▶ [Given exercise]: Arrange the items from the line containing "308, 307, 334]" through the end of the items as a Markdown table with the columns Row and Entry, where Row holds a running number and Entry holds the line. Leave out blank lines.

▶ [Provided entries]:
::::

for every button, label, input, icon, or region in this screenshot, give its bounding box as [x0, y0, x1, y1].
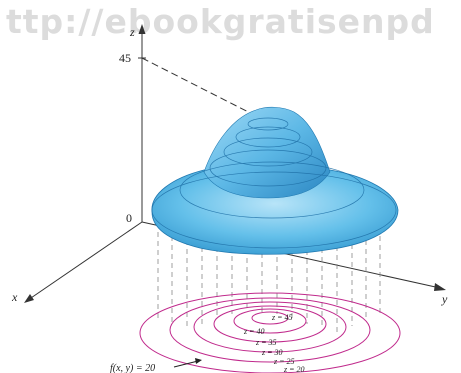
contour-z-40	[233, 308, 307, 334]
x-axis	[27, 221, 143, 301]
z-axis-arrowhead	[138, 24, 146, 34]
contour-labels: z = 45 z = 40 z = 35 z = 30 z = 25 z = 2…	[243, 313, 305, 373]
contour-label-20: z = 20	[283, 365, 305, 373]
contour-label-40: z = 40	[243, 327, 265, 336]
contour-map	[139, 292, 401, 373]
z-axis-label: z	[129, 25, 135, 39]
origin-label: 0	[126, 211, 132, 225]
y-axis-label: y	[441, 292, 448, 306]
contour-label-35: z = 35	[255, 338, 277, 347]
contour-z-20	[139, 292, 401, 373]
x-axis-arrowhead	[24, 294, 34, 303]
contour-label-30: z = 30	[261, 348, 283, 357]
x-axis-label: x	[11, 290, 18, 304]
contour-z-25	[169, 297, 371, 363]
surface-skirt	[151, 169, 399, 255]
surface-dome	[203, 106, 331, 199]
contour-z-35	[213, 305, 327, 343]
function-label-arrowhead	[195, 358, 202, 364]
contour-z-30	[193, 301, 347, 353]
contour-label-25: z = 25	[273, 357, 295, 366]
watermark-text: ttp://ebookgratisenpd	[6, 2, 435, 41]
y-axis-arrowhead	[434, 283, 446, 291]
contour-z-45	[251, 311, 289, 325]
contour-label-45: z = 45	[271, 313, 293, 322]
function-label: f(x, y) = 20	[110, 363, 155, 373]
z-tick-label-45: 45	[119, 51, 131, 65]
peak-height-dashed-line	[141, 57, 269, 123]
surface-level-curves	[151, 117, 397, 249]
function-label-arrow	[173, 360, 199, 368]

::::

▶ [Written reply]:
| Row | Entry |
|---|---|
| 1 | contour-z-40	[233, 308, 307, 334] |
| 2 | x-axis	[27, 221, 143, 301] |
| 3 | z-axis-arrowhead	[138, 24, 146, 34] |
| 4 | contour-labels: z = 45 z = 40 z = 35 z = 30 z = 25 z = 2…	[243, 313, 305, 373] |
| 5 | contour-label-20: z = 20	[283, 365, 305, 373] |
| 6 | contour-label-40: z = 40	[243, 327, 265, 336] |
| 7 | contour-map	[139, 292, 401, 373] |
| 8 | z-axis-label: z	[129, 25, 135, 39] |
| 9 | origin-label: 0	[126, 211, 132, 225] |
| 10 | y-axis-label: y	[441, 292, 448, 306] |
| 11 | contour-label-35: z = 35	[255, 338, 277, 347] |
| 12 | contour-z-20	[139, 292, 401, 373] |
| 13 | x-axis-arrowhead	[24, 294, 34, 303] |
| 14 | contour-label-30: z = 30	[261, 348, 283, 357] |
| 15 | x-axis-label: x	[11, 290, 18, 304] |
| 16 | contour-z-25	[169, 297, 371, 363] |
| 17 | surface-skirt	[151, 169, 399, 255] |
| 18 | surface-dome	[203, 106, 331, 199] |
| 19 | contour-z-35	[213, 305, 327, 343] |
| 20 | function-label-arrowhead	[195, 358, 202, 364] |
| 21 | contour-z-30	[193, 301, 347, 353] |
| 22 | contour-label-25: z = 25	[273, 357, 295, 366] |
| 23 | watermark-text: ttp://ebookgratisenpd	[6, 2, 435, 41] |
| 24 | y-axis-arrowhead	[434, 283, 446, 291] |
| 25 | contour-z-45	[251, 311, 289, 325] |
| 26 | contour-label-45: z = 45	[271, 313, 293, 322] |
| 27 | function-label: f(x, y) = 20	[110, 363, 155, 373] |
| 28 | z-tick-label-45: 45	[119, 51, 131, 65] |
| 29 | peak-height-dashed-line	[141, 57, 269, 123] |
| 30 | surface-level-curves	[151, 117, 397, 249] |
| 31 | function-label-arrow	[173, 360, 199, 368] |